## [Set problem]
Put each line of the material below into a JSON list of strings, one string per line, leaving out blank lines and the pictures.

─── Supplied data ───

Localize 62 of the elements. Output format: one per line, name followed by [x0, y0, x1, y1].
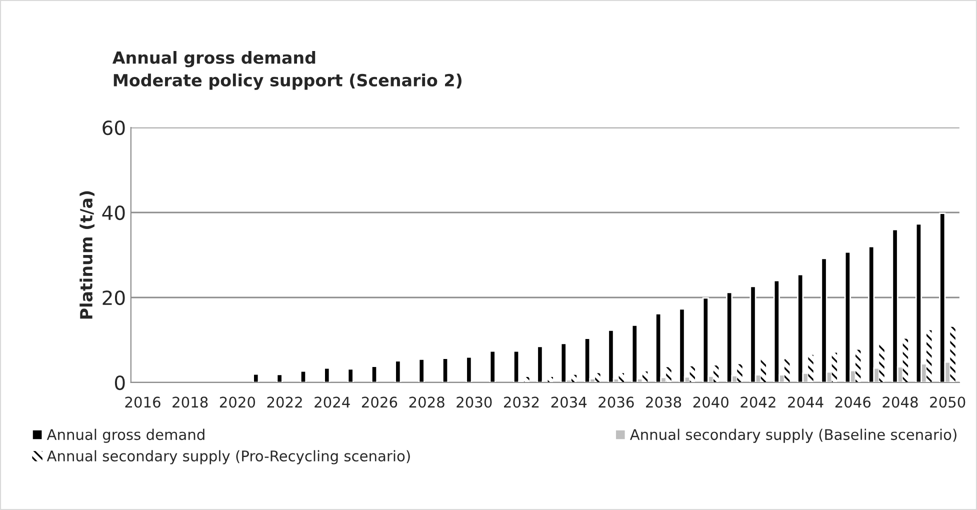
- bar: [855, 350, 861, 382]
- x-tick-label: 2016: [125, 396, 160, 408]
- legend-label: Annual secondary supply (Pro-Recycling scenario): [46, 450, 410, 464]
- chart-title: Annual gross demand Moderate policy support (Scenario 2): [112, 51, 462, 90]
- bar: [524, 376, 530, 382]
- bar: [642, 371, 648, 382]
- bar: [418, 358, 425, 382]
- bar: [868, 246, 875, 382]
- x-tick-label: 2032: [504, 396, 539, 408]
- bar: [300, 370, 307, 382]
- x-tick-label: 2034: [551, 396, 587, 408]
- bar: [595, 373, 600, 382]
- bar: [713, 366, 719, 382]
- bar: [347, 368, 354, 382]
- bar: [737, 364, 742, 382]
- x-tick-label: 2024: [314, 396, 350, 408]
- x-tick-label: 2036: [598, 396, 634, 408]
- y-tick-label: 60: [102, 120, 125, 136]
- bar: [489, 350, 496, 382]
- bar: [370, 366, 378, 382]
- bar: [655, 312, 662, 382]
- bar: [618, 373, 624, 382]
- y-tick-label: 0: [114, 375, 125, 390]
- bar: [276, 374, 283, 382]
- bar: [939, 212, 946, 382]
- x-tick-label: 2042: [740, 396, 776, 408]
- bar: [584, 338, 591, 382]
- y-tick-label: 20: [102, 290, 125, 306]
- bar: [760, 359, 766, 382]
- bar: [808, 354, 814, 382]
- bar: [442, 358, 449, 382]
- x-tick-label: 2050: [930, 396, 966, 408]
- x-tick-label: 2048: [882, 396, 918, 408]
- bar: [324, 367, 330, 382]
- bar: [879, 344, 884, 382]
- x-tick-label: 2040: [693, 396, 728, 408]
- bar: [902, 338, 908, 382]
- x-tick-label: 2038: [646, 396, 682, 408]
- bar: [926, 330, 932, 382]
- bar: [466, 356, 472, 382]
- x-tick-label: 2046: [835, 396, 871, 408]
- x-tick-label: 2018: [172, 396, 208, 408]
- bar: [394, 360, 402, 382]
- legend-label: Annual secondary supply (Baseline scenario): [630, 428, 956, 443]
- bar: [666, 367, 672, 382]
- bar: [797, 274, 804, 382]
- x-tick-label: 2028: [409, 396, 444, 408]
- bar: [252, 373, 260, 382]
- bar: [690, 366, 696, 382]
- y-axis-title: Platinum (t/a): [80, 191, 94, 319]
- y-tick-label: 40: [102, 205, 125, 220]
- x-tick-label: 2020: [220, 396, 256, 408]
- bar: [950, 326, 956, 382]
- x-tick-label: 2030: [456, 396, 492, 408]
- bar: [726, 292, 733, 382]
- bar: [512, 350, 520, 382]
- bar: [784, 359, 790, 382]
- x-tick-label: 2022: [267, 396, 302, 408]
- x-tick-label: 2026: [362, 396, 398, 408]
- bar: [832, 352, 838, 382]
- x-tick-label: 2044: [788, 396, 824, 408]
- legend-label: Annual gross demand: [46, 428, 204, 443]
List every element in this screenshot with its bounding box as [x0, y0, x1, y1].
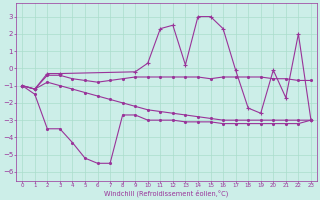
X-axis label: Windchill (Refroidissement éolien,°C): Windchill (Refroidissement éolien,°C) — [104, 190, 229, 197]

───

## [Expected output]
[
  "Localize 62 of the elements. Output format: one per line, name followed by [x0, y0, x1, y1].",
  "- bar: [855, 350, 861, 382]",
  "- x-tick-label: 2016: [125, 396, 160, 408]",
  "- legend-label: Annual secondary supply (Pro-Recycling scenario): [46, 450, 410, 464]",
  "- chart-title: Annual gross demand Moderate policy support (Scenario 2): [112, 51, 462, 90]",
  "- bar: [524, 376, 530, 382]",
  "- bar: [642, 371, 648, 382]",
  "- bar: [418, 358, 425, 382]",
  "- bar: [868, 246, 875, 382]",
  "- x-tick-label: 2032: [504, 396, 539, 408]",
  "- bar: [300, 370, 307, 382]",
  "- x-tick-label: 2034: [551, 396, 587, 408]",
  "- bar: [595, 373, 600, 382]",
  "- bar: [713, 366, 719, 382]",
  "- bar: [347, 368, 354, 382]",
  "- bar: [737, 364, 742, 382]",
  "- x-tick-label: 2024: [314, 396, 350, 408]",
  "- x-tick-label: 2036: [598, 396, 634, 408]",
  "- y-tick-label: 60: [102, 120, 125, 136]",
  "- bar: [489, 350, 496, 382]",
  "- bar: [370, 366, 378, 382]",
  "- bar: [655, 312, 662, 382]",
  "- bar: [618, 373, 624, 382]",
  "- y-tick-label: 0: [114, 375, 125, 390]",
  "- bar: [276, 374, 283, 382]",
  "- bar: [939, 212, 946, 382]",
  "- x-tick-label: 2042: [740, 396, 776, 408]",
  "- bar: [584, 338, 591, 382]",
  "- y-tick-label: 20: [102, 290, 125, 306]",
  "- bar: [760, 359, 766, 382]",
  "- bar: [808, 354, 814, 382]",
  "- bar: [442, 358, 449, 382]",
  "- x-tick-label: 2050: [930, 396, 966, 408]",
  "- x-tick-label: 2048: [882, 396, 918, 408]",
  "- bar: [324, 367, 330, 382]",
  "- bar: [879, 344, 884, 382]",
  "- x-tick-label: 2040: [693, 396, 728, 408]",
  "- bar: [902, 338, 908, 382]",
  "- x-tick-label: 2038: [646, 396, 682, 408]",
  "- bar: [926, 330, 932, 382]",
  "- bar: [466, 356, 472, 382]",
  "- x-tick-label: 2046: [835, 396, 871, 408]",
  "- x-tick-label: 2018: [172, 396, 208, 408]",
  "- bar: [394, 360, 402, 382]",
  "- legend-label: Annual secondary supply (Baseline scenario): [630, 428, 956, 443]",
  "- bar: [666, 367, 672, 382]",
  "- bar: [797, 274, 804, 382]",
  "- x-tick-label: 2028: [409, 396, 444, 408]",
  "- bar: [252, 373, 260, 382]",
  "- bar: [690, 366, 696, 382]",
  "- y-axis-title: Platinum (t/a): [80, 191, 94, 319]",
  "- y-tick-label: 40: [102, 205, 125, 220]",
  "- x-tick-label: 2020: [220, 396, 256, 408]",
  "- bar: [950, 326, 956, 382]",
  "- x-tick-label: 2030: [456, 396, 492, 408]",
  "- bar: [726, 292, 733, 382]",
  "- bar: [512, 350, 520, 382]",
  "- bar: [784, 359, 790, 382]",
  "- x-tick-label: 2022: [267, 396, 302, 408]",
  "- x-tick-label: 2026: [362, 396, 398, 408]",
  "- bar: [832, 352, 838, 382]",
  "- x-tick-label: 2044: [788, 396, 824, 408]",
  "- legend-label: Annual gross demand: [46, 428, 204, 443]",
  "List every element in this screenshot with its bounding box as [x0, y0, x1, y1].",
  "X-axis label: Windchill (Refroidissement éolien,°C): Windchill (Refroidissement éolien,°C) — [104, 190, 229, 197]"
]